Every record below should be printed exactly as given.
+ + + + + + +
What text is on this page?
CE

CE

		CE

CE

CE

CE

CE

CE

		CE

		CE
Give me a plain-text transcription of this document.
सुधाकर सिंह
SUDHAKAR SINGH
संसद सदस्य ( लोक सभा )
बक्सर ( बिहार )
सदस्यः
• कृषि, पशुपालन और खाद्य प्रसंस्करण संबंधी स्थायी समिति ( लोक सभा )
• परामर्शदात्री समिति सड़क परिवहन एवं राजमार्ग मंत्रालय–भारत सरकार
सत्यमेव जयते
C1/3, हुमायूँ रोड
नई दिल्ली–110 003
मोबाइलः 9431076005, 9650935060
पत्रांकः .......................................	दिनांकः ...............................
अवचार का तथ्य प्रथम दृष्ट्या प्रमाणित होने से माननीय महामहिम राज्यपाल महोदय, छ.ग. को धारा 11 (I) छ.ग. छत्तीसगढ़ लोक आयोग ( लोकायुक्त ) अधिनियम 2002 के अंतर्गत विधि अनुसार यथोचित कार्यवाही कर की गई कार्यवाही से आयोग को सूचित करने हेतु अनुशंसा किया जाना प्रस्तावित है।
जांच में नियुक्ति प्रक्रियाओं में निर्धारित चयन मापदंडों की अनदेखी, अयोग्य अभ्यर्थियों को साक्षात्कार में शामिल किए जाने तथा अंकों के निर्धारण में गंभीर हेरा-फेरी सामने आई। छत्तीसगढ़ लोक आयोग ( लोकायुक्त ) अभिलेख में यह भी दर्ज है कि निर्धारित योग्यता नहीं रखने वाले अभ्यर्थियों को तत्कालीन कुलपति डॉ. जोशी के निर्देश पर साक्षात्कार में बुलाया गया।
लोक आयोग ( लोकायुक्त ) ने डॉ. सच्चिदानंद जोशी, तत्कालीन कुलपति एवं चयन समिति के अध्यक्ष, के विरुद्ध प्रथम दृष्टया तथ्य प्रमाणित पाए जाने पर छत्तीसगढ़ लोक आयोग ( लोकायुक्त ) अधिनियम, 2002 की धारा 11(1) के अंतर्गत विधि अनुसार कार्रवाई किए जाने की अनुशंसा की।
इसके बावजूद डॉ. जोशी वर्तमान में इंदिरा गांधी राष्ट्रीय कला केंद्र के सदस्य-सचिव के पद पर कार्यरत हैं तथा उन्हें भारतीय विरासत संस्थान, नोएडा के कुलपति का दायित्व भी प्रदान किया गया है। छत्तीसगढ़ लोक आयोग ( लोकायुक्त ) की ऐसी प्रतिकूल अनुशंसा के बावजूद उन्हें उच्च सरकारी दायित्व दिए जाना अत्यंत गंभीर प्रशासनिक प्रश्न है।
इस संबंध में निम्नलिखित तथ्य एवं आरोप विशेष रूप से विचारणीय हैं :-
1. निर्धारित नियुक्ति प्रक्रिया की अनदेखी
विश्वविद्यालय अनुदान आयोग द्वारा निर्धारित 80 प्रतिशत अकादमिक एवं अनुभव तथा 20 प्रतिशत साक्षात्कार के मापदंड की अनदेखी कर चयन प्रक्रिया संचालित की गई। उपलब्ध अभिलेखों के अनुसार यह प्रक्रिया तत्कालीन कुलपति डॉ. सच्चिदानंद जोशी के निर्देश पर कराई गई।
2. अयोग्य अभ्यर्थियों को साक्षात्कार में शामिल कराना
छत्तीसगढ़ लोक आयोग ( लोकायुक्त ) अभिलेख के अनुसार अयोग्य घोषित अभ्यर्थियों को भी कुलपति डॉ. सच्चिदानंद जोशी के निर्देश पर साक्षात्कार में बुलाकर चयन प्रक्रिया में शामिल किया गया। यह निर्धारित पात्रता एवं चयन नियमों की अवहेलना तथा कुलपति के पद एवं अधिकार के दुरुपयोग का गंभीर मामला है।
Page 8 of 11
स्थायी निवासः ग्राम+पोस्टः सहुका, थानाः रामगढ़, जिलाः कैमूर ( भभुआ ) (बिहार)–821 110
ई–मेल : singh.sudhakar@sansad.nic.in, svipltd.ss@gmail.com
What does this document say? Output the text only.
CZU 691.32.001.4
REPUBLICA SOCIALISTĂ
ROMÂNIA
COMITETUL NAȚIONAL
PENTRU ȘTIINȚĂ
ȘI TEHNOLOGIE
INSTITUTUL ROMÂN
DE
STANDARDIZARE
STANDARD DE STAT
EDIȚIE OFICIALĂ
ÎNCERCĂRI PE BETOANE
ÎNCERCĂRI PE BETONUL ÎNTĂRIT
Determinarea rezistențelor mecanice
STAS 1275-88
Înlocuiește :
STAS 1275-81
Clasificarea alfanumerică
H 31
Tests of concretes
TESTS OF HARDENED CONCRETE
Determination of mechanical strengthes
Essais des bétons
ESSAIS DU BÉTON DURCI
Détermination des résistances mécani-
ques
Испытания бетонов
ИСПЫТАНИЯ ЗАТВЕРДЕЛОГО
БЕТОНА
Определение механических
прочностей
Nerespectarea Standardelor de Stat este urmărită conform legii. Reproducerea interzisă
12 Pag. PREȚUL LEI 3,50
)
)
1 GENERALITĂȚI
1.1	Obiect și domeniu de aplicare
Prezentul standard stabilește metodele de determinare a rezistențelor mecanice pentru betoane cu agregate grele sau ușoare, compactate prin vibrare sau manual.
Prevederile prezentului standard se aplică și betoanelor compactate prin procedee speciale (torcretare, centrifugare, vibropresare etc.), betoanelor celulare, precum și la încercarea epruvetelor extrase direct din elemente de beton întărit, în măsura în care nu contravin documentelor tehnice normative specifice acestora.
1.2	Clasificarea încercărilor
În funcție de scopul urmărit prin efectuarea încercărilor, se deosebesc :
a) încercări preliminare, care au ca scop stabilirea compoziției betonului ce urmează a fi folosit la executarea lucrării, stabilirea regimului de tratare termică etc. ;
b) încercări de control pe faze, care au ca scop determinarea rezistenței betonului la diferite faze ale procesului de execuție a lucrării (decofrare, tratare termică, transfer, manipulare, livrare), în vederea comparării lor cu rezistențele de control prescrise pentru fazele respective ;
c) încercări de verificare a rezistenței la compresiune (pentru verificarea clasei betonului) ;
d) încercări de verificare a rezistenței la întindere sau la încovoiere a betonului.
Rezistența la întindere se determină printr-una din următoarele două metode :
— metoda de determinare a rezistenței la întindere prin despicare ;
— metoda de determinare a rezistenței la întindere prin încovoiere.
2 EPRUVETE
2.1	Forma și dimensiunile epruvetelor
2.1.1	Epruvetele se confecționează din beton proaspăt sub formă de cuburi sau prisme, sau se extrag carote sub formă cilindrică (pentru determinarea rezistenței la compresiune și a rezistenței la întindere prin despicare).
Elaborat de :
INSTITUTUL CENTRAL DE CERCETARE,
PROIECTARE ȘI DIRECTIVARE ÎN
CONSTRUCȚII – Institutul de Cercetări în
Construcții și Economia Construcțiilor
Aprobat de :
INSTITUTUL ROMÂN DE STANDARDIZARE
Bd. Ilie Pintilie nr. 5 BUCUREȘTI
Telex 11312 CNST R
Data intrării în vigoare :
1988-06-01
+ + + + + + +
**Exercise answer:**
What text is on this page?
CE

CE

		CE

CE

CE

CE

CE

CE

		CE

		CE
Give me a plain-text transcription of this document.
सुधाकर सिंह
SUDHAKAR SINGH
संसद सदस्य ( लोक सभा )
बक्सर ( बिहार )
सदस्यः
• कृषि, पशुपालन और खाद्य प्रसंस्करण संबंधी स्थायी समिति ( लोक सभा )
• परामर्शदात्री समिति सड़क परिवहन एवं राजमार्ग मंत्रालय–भारत सरकार
सत्यमेव जयते
C1/3, हुमायूँ रोड
नई दिल्ली–110 003
मोबाइलः 9431076005, 9650935060
पत्रांकः .......................................	दिनांकः ...............................
अवचार का तथ्य प्रथम दृष्ट्या प्रमाणित होने से माननीय महामहिम राज्यपाल महोदय, छ.ग. को धारा 11 (I) छ.ग. छत्तीसगढ़ लोक आयोग ( लोकायुक्त ) अधिनियम 2002 के अंतर्गत विधि अनुसार यथोचित कार्यवाही कर की गई कार्यवाही से आयोग को सूचित करने हेतु अनुशंसा किया जाना प्रस्तावित है।
जांच में नियुक्ति प्रक्रियाओं में निर्धारित चयन मापदंडों की अनदेखी, अयोग्य अभ्यर्थियों को साक्षात्कार में शामिल किए जाने तथा अंकों के निर्धारण में गंभीर हेरा-फेरी सामने आई। छत्तीसगढ़ लोक आयोग ( लोकायुक्त ) अभिलेख में यह भी दर्ज है कि निर्धारित योग्यता नहीं रखने वाले अभ्यर्थियों को तत्कालीन कुलपति डॉ. जोशी के निर्देश पर साक्षात्कार में बुलाया गया।
लोक आयोग ( लोकायुक्त ) ने डॉ. सच्चिदानंद जोशी, तत्कालीन कुलपति एवं चयन समिति के अध्यक्ष, के विरुद्ध प्रथम दृष्टया तथ्य प्रमाणित पाए जाने पर छत्तीसगढ़ लोक आयोग ( लोकायुक्त ) अधिनियम, 2002 की धारा 11(1) के अंतर्गत विधि अनुसार कार्रवाई किए जाने की अनुशंसा की।
इसके बावजूद डॉ. जोशी वर्तमान में इंदिरा गांधी राष्ट्रीय कला केंद्र के सदस्य-सचिव के पद पर कार्यरत हैं तथा उन्हें भारतीय विरासत संस्थान, नोएडा के कुलपति का दायित्व भी प्रदान किया गया है। छत्तीसगढ़ लोक आयोग ( लोकायुक्त ) की ऐसी प्रतिकूल अनुशंसा के बावजूद उन्हें उच्च सरकारी दायित्व दिए जाना अत्यंत गंभीर प्रशासनिक प्रश्न है।
इस संबंध में निम्नलिखित तथ्य एवं आरोप विशेष रूप से विचारणीय हैं :-
1. निर्धारित नियुक्ति प्रक्रिया की अनदेखी
विश्वविद्यालय अनुदान आयोग द्वारा निर्धारित 80 प्रतिशत अकादमिक एवं अनुभव तथा 20 प्रतिशत साक्षात्कार के मापदंड की अनदेखी कर चयन प्रक्रिया संचालित की गई। उपलब्ध अभिलेखों के अनुसार यह प्रक्रिया तत्कालीन कुलपति डॉ. सच्चिदानंद जोशी के निर्देश पर कराई गई।
2. अयोग्य अभ्यर्थियों को साक्षात्कार में शामिल कराना
छत्तीसगढ़ लोक आयोग ( लोकायुक्त ) अभिलेख के अनुसार अयोग्य घोषित अभ्यर्थियों को भी कुलपति डॉ. सच्चिदानंद जोशी के निर्देश पर साक्षात्कार में बुलाकर चयन प्रक्रिया में शामिल किया गया। यह निर्धारित पात्रता एवं चयन नियमों की अवहेलना तथा कुलपति के पद एवं अधिकार के दुरुपयोग का गंभीर मामला है।
Page 8 of 11
स्थायी निवासः ग्राम+पोस्टः सहुका, थानाः रामगढ़, जिलाः कैमूर ( भभुआ ) (बिहार)–821 110
ई–मेल : singh.sudhakar@sansad.nic.in, svipltd.ss@gmail.com
What does this document say? Output the text only.
CZU 691.32.001.4
REPUBLICA SOCIALISTĂ
ROMÂNIA
COMITETUL NAȚIONAL
PENTRU ȘTIINȚĂ
ȘI TEHNOLOGIE
INSTITUTUL ROMÂN
DE
STANDARDIZARE
STANDARD DE STAT
EDIȚIE OFICIALĂ
ÎNCERCĂRI PE BETOANE
ÎNCERCĂRI PE BETONUL ÎNTĂRIT
Determinarea rezistențelor mecanice
STAS 1275-88
Înlocuiește :
STAS 1275-81
Clasificarea alfanumerică
H 31
Tests of concretes
TESTS OF HARDENED CONCRETE
Determination of mechanical strengthes
Essais des bétons
ESSAIS DU BÉTON DURCI
Détermination des résistances mécani-
ques
Испытания бетонов
ИСПЫТАНИЯ ЗАТВЕРДЕЛОГО
БЕТОНА
Определение механических
прочностей
Nerespectarea Standardelor de Stat este urmărită conform legii. Reproducerea interzisă
12 Pag. PREȚUL LEI 3,50
)
)
1 GENERALITĂȚI
1.1	Obiect și domeniu de aplicare
Prezentul standard stabilește metodele de determinare a rezistențelor mecanice pentru betoane cu agregate grele sau ușoare, compactate prin vibrare sau manual.
Prevederile prezentului standard se aplică și betoanelor compactate prin procedee speciale (torcretare, centrifugare, vibropresare etc.), betoanelor celulare, precum și la încercarea epruvetelor extrase direct din elemente de beton întărit, în măsura în care nu contravin documentelor tehnice normative specifice acestora.
1.2	Clasificarea încercărilor
În funcție de scopul urmărit prin efectuarea încercărilor, se deosebesc :
a) încercări preliminare, care au ca scop stabilirea compoziției betonului ce urmează a fi folosit la executarea lucrării, stabilirea regimului de tratare termică etc. ;
b) încercări de control pe faze, care au ca scop determinarea rezistenței betonului la diferite faze ale procesului de execuție a lucrării (decofrare, tratare termică, transfer, manipulare, livrare), în vederea comparării lor cu rezistențele de control prescrise pentru fazele respective ;
c) încercări de verificare a rezistenței la compresiune (pentru verificarea clasei betonului) ;
d) încercări de verificare a rezistenței la întindere sau la încovoiere a betonului.
Rezistența la întindere se determină printr-una din următoarele două metode :
— metoda de determinare a rezistenței la întindere prin despicare ;
— metoda de determinare a rezistenței la întindere prin încovoiere.
2 EPRUVETE
2.1	Forma și dimensiunile epruvetelor
2.1.1	Epruvetele se confecționează din beton proaspăt sub formă de cuburi sau prisme, sau se extrag carote sub formă cilindrică (pentru determinarea rezistenței la compresiune și a rezistenței la întindere prin despicare).
Elaborat de :
INSTITUTUL CENTRAL DE CERCETARE,
PROIECTARE ȘI DIRECTIVARE ÎN
CONSTRUCȚII – Institutul de Cercetări în
Construcții și Economia Construcțiilor
Aprobat de :
INSTITUTUL ROMÂN DE STANDARDIZARE
Bd. Ilie Pintilie nr. 5 BUCUREȘTI
Telex 11312 CNST R
Data intrării în vigoare :
1988-06-01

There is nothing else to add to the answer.